Task to carry out:
Each line that follows is to be retyped exactly.

Data in this exercise:
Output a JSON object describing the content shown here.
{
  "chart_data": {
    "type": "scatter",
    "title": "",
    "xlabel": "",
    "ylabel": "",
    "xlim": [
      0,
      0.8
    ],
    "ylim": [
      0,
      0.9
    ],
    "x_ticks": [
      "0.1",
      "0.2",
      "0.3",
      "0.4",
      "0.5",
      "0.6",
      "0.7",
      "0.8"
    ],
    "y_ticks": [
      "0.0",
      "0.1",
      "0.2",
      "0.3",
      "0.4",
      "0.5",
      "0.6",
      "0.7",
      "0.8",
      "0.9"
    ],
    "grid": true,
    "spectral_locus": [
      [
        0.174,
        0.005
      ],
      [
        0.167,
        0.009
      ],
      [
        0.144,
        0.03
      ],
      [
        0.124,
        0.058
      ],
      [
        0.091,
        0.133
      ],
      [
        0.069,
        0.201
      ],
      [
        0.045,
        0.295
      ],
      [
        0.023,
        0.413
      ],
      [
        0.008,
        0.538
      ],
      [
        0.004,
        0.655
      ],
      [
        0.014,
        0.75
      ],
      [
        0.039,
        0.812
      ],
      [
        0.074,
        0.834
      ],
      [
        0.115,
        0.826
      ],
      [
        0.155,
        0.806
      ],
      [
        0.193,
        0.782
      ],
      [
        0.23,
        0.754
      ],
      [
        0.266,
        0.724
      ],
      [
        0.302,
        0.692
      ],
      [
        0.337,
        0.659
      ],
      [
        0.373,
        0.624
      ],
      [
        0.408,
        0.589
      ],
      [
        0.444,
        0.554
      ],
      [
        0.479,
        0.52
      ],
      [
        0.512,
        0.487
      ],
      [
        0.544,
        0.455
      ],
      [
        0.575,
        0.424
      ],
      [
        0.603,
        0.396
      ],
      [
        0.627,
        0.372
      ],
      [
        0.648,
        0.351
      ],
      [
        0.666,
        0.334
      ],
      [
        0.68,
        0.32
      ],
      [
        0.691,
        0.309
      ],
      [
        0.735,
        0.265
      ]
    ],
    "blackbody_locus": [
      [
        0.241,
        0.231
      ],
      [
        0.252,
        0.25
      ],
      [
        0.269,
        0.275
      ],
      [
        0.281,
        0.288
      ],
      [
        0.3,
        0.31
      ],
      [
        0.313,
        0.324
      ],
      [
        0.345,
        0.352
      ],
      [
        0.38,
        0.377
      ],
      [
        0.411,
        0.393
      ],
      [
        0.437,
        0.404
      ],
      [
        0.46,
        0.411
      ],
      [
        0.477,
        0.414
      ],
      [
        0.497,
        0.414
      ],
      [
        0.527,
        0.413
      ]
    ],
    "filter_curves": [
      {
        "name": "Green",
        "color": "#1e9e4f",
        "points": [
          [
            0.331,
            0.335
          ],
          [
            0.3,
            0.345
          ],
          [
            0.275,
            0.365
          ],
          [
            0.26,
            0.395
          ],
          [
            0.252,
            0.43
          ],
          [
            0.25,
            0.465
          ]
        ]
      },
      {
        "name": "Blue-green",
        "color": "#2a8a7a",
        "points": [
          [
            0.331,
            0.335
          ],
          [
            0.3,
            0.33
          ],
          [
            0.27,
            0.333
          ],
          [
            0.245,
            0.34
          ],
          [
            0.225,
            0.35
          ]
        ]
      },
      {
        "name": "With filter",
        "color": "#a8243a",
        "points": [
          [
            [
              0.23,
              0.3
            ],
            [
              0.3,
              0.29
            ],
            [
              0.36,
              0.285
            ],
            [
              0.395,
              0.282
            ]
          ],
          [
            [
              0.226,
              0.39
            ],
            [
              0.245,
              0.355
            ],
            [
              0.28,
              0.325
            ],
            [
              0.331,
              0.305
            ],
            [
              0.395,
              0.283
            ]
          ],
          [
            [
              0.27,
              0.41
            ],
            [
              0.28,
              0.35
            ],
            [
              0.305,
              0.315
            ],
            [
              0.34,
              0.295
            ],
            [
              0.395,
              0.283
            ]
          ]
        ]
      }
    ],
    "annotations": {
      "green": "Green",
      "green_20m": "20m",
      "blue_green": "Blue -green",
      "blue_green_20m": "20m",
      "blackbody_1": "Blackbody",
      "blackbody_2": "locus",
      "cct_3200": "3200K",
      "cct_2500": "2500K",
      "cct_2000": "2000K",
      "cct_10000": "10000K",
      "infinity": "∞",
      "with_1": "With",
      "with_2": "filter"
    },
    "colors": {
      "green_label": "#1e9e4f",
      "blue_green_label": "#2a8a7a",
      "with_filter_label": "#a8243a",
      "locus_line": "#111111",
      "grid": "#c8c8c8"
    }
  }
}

Full answer:
Output a JSON object describing the content shown here.
{
  "chart_data": {
    "type": "scatter",
    "title": "",
    "xlabel": "",
    "ylabel": "",
    "xlim": [
      0,
      0.8
    ],
    "ylim": [
      0,
      0.9
    ],
    "x_ticks": [
      "0.1",
      "0.2",
      "0.3",
      "0.4",
      "0.5",
      "0.6",
      "0.7",
      "0.8"
    ],
    "y_ticks": [
      "0.0",
      "0.1",
      "0.2",
      "0.3",
      "0.4",
      "0.5",
      "0.6",
      "0.7",
      "0.8",
      "0.9"
    ],
    "grid": true,
    "spectral_locus": [
      [
        0.174,
        0.005
      ],
      [
        0.167,
        0.009
      ],
      [
        0.144,
        0.03
      ],
      [
        0.124,
        0.058
      ],
      [
        0.091,
        0.133
      ],
      [
        0.069,
        0.201
      ],
      [
        0.045,
        0.295
      ],
      [
        0.023,
        0.413
      ],
      [
        0.008,
        0.538
      ],
      [
        0.004,
        0.655
      ],
      [
        0.014,
        0.75
      ],
      [
        0.039,
        0.812
      ],
      [
        0.074,
        0.834
      ],
      [
        0.115,
        0.826
      ],
      [
        0.155,
        0.806
      ],
      [
        0.193,
        0.782
      ],
      [
        0.23,
        0.754
      ],
      [
        0.266,
        0.724
      ],
      [
        0.302,
        0.692
      ],
      [
        0.337,
        0.659
      ],
      [
        0.373,
        0.624
      ],
      [
        0.408,
        0.589
      ],
      [
        0.444,
        0.554
      ],
      [
        0.479,
        0.52
      ],
      [
        0.512,
        0.487
      ],
      [
        0.544,
        0.455
      ],
      [
        0.575,
        0.424
      ],
      [
        0.603,
        0.396
      ],
      [
        0.627,
        0.372
      ],
      [
        0.648,
        0.351
      ],
      [
        0.666,
        0.334
      ],
      [
        0.68,
        0.32
      ],
      [
        0.691,
        0.309
      ],
      [
        0.735,
        0.265
      ]
    ],
    "blackbody_locus": [
      [
        0.241,
        0.231
      ],
      [
        0.252,
        0.25
      ],
      [
        0.269,
        0.275
      ],
      [
        0.281,
        0.288
      ],
      [
        0.3,
        0.31
      ],
      [
        0.313,
        0.324
      ],
      [
        0.345,
        0.352
      ],
      [
        0.38,
        0.377
      ],
      [
        0.411,
        0.393
      ],
      [
        0.437,
        0.404
      ],
      [
        0.46,
        0.411
      ],
      [
        0.477,
        0.414
      ],
      [
        0.497,
        0.414
      ],
      [
        0.527,
        0.413
      ]
    ],
    "filter_curves": [
      {
        "name": "Green",
        "color": "#1e9e4f",
        "points": [
          [
            0.331,
            0.335
          ],
          [
            0.3,
            0.345
          ],
          [
            0.275,
            0.365
          ],
          [
            0.26,
            0.395
          ],
          [
            0.252,
            0.43
          ],
          [
            0.25,
            0.465
          ]
        ]
      },
      {
        "name": "Blue-green",
        "color": "#2a8a7a",
        "points": [
          [
            0.331,
            0.335
          ],
          [
            0.3,
            0.33
          ],
          [
            0.27,
            0.333
          ],
          [
            0.245,
            0.34
          ],
          [
            0.225,
            0.35
          ]
        ]
      },
      {
        "name": "With filter",
        "color": "#a8243a",
        "points": [
          [
            [
              0.23,
              0.3
            ],
            [
              0.3,
              0.29
            ],
            [
              0.36,
              0.285
            ],
            [
              0.395,
              0.282
            ]
          ],
          [
            [
              0.226,
              0.39
            ],
            [
              0.245,
              0.355
            ],
            [
              0.28,
              0.325
            ],
            [
              0.331,
              0.305
            ],
            [
              0.395,
              0.283
            ]
          ],
          [
            [
              0.27,
              0.41
            ],
            [
              0.28,
              0.35
            ],
            [
              0.305,
              0.315
            ],
            [
              0.34,
              0.295
            ],
            [
              0.395,
              0.283
            ]
          ]
        ]
      }
    ],
    "annotations": {
      "green": "Green",
      "green_20m": "20m",
      "blue_green": "Blue -green",
      "blue_green_20m": "20m",
      "blackbody_1": "Blackbody",
      "blackbody_2": "locus",
      "cct_3200": "3200K",
      "cct_2500": "2500K",
      "cct_2000": "2000K",
      "cct_10000": "10000K",
      "infinity": "∞",
      "with_1": "With",
      "with_2": "filter"
    },
    "colors": {
      "green_label": "#1e9e4f",
      "blue_green_label": "#2a8a7a",
      "with_filter_label": "#a8243a",
      "locus_line": "#111111",
      "grid": "#c8c8c8"
    }
  }
}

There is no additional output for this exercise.